■ **WHAT YOU WILL DO**:
A verbatim copy of the records is required, with all pictures left out.

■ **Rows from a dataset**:
┌──

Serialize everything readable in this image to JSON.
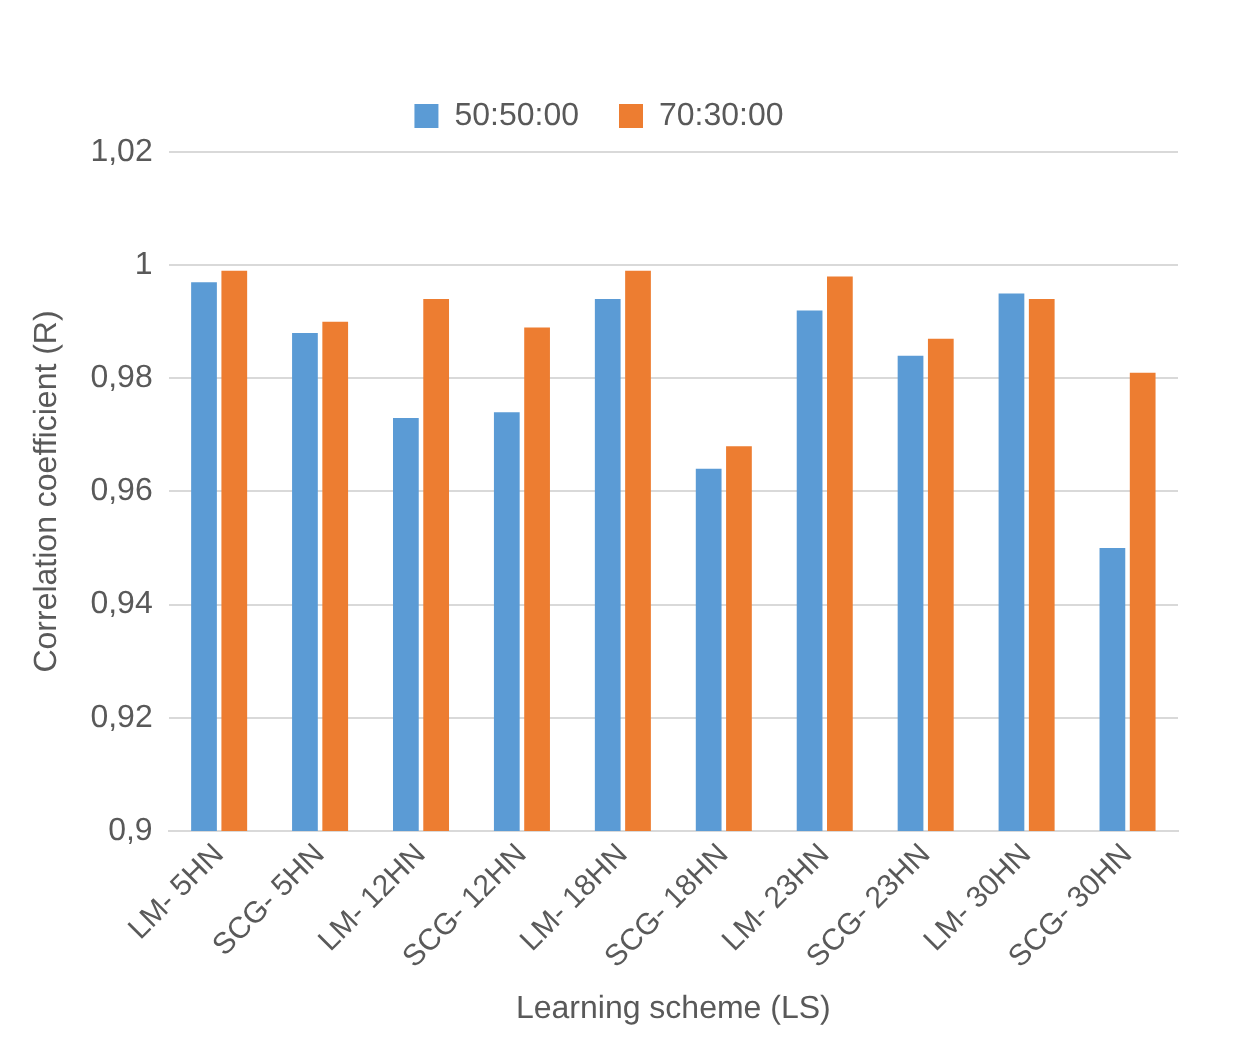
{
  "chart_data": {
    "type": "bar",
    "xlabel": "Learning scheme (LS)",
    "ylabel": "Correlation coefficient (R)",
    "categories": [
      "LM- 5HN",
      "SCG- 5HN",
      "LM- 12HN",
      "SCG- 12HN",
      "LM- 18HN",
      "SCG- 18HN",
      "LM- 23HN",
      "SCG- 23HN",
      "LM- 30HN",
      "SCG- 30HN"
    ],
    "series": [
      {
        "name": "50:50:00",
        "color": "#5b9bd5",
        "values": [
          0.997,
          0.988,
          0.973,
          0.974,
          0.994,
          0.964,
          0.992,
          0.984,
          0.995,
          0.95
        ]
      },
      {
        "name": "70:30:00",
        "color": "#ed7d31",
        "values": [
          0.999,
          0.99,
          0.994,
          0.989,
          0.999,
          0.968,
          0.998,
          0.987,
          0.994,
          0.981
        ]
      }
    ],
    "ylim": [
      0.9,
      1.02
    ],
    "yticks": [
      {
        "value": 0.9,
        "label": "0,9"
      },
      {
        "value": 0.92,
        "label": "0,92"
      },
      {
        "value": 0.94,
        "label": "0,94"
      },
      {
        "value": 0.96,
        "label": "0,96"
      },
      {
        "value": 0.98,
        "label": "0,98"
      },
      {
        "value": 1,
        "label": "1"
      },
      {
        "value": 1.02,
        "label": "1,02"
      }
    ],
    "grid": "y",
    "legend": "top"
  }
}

└──

■ **SOLUTION TO THIS EXERCISE**:
Serialize everything readable in this image to JSON.
{
  "chart_data": {
    "type": "bar",
    "xlabel": "Learning scheme (LS)",
    "ylabel": "Correlation coefficient (R)",
    "categories": [
      "LM- 5HN",
      "SCG- 5HN",
      "LM- 12HN",
      "SCG- 12HN",
      "LM- 18HN",
      "SCG- 18HN",
      "LM- 23HN",
      "SCG- 23HN",
      "LM- 30HN",
      "SCG- 30HN"
    ],
    "series": [
      {
        "name": "50:50:00",
        "color": "#5b9bd5",
        "values": [
          0.997,
          0.988,
          0.973,
          0.974,
          0.994,
          0.964,
          0.992,
          0.984,
          0.995,
          0.95
        ]
      },
      {
        "name": "70:30:00",
        "color": "#ed7d31",
        "values": [
          0.999,
          0.99,
          0.994,
          0.989,
          0.999,
          0.968,
          0.998,
          0.987,
          0.994,
          0.981
        ]
      }
    ],
    "ylim": [
      0.9,
      1.02
    ],
    "yticks": [
      {
        "value": 0.9,
        "label": "0,9"
      },
      {
        "value": 0.92,
        "label": "0,92"
      },
      {
        "value": 0.94,
        "label": "0,94"
      },
      {
        "value": 0.96,
        "label": "0,96"
      },
      {
        "value": 0.98,
        "label": "0,98"
      },
      {
        "value": 1,
        "label": "1"
      },
      {
        "value": 1.02,
        "label": "1,02"
      }
    ],
    "grid": "y",
    "legend": "top"
  }
}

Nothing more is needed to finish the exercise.